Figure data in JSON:
--- START ---

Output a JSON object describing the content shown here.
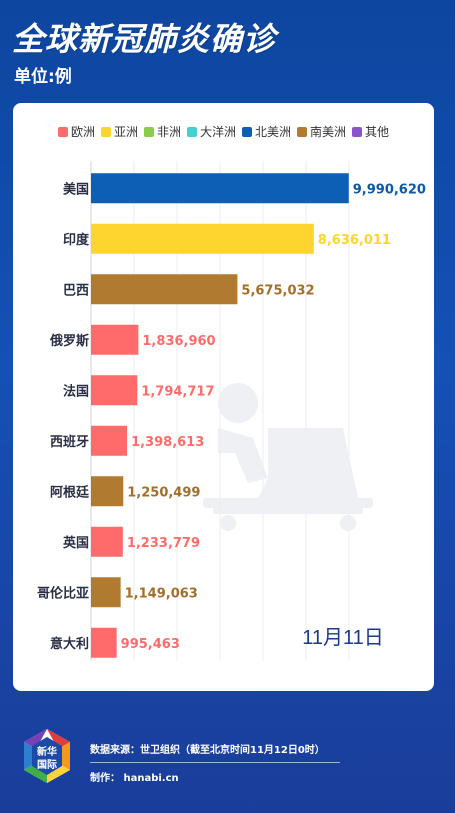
{
  "header": {
    "title": "全球新冠肺炎确诊",
    "unit_label": "单位:例"
  },
  "legend": [
    {
      "label": "欧洲",
      "color": "#ff6b6b"
    },
    {
      "label": "亚洲",
      "color": "#fed42f"
    },
    {
      "label": "非洲",
      "color": "#8dcc4a"
    },
    {
      "label": "大洋洲",
      "color": "#45cfd4"
    },
    {
      "label": "北美洲",
      "color": "#0d5fb5"
    },
    {
      "label": "南美洲",
      "color": "#b07a30"
    },
    {
      "label": "其他",
      "color": "#8b55c9"
    }
  ],
  "chart_data": {
    "type": "bar",
    "orientation": "horizontal",
    "date_label": "11月11日",
    "grid": true,
    "xlim": [
      0,
      10000000
    ],
    "categories": [
      "美国",
      "印度",
      "巴西",
      "俄罗斯",
      "法国",
      "西班牙",
      "阿根廷",
      "英国",
      "哥伦比亚",
      "意大利"
    ],
    "values": [
      9990620,
      8636011,
      5675032,
      1836960,
      1794717,
      1398613,
      1250499,
      1233779,
      1149063,
      995463
    ],
    "value_labels": [
      "9,990,620",
      "8,636,011",
      "5,675,032",
      "1,836,960",
      "1,794,717",
      "1,398,613",
      "1,250,499",
      "1,233,779",
      "1,149,063",
      "995,463"
    ],
    "regions": [
      "北美洲",
      "亚洲",
      "南美洲",
      "欧洲",
      "欧洲",
      "欧洲",
      "南美洲",
      "欧洲",
      "南美洲",
      "欧洲"
    ],
    "value_label_colors": [
      "#0b5aa8",
      "#fed42f",
      "#a26e2a",
      "#ff6b6b",
      "#ff6b6b",
      "#ff6b6b",
      "#a26e2a",
      "#ff6b6b",
      "#a26e2a",
      "#ff6b6b"
    ]
  },
  "footer": {
    "logo_text_line1": "新华",
    "logo_text_line2": "国际",
    "source": "数据来源：世卫组织（截至北京时间11月12日0时）",
    "maker": "制作： hanabi.cn"
  }
}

--- END ---

=== Task requirements ===
Omit pictures; set down the rest of the material word for word.

=== Reply ===
Output a JSON object describing the content shown here.
{
  "header": {
    "title": "全球新冠肺炎确诊",
    "unit_label": "单位:例"
  },
  "legend": [
    {
      "label": "欧洲",
      "color": "#ff6b6b"
    },
    {
      "label": "亚洲",
      "color": "#fed42f"
    },
    {
      "label": "非洲",
      "color": "#8dcc4a"
    },
    {
      "label": "大洋洲",
      "color": "#45cfd4"
    },
    {
      "label": "北美洲",
      "color": "#0d5fb5"
    },
    {
      "label": "南美洲",
      "color": "#b07a30"
    },
    {
      "label": "其他",
      "color": "#8b55c9"
    }
  ],
  "chart_data": {
    "type": "bar",
    "orientation": "horizontal",
    "date_label": "11月11日",
    "grid": true,
    "xlim": [
      0,
      10000000
    ],
    "categories": [
      "美国",
      "印度",
      "巴西",
      "俄罗斯",
      "法国",
      "西班牙",
      "阿根廷",
      "英国",
      "哥伦比亚",
      "意大利"
    ],
    "values": [
      9990620,
      8636011,
      5675032,
      1836960,
      1794717,
      1398613,
      1250499,
      1233779,
      1149063,
      995463
    ],
    "value_labels": [
      "9,990,620",
      "8,636,011",
      "5,675,032",
      "1,836,960",
      "1,794,717",
      "1,398,613",
      "1,250,499",
      "1,233,779",
      "1,149,063",
      "995,463"
    ],
    "regions": [
      "北美洲",
      "亚洲",
      "南美洲",
      "欧洲",
      "欧洲",
      "欧洲",
      "南美洲",
      "欧洲",
      "南美洲",
      "欧洲"
    ],
    "value_label_colors": [
      "#0b5aa8",
      "#fed42f",
      "#a26e2a",
      "#ff6b6b",
      "#ff6b6b",
      "#ff6b6b",
      "#a26e2a",
      "#ff6b6b",
      "#a26e2a",
      "#ff6b6b"
    ]
  },
  "footer": {
    "logo_text_line1": "新华",
    "logo_text_line2": "国际",
    "source": "数据来源：世卫组织（截至北京时间11月12日0时）",
    "maker": "制作： hanabi.cn"
  }
}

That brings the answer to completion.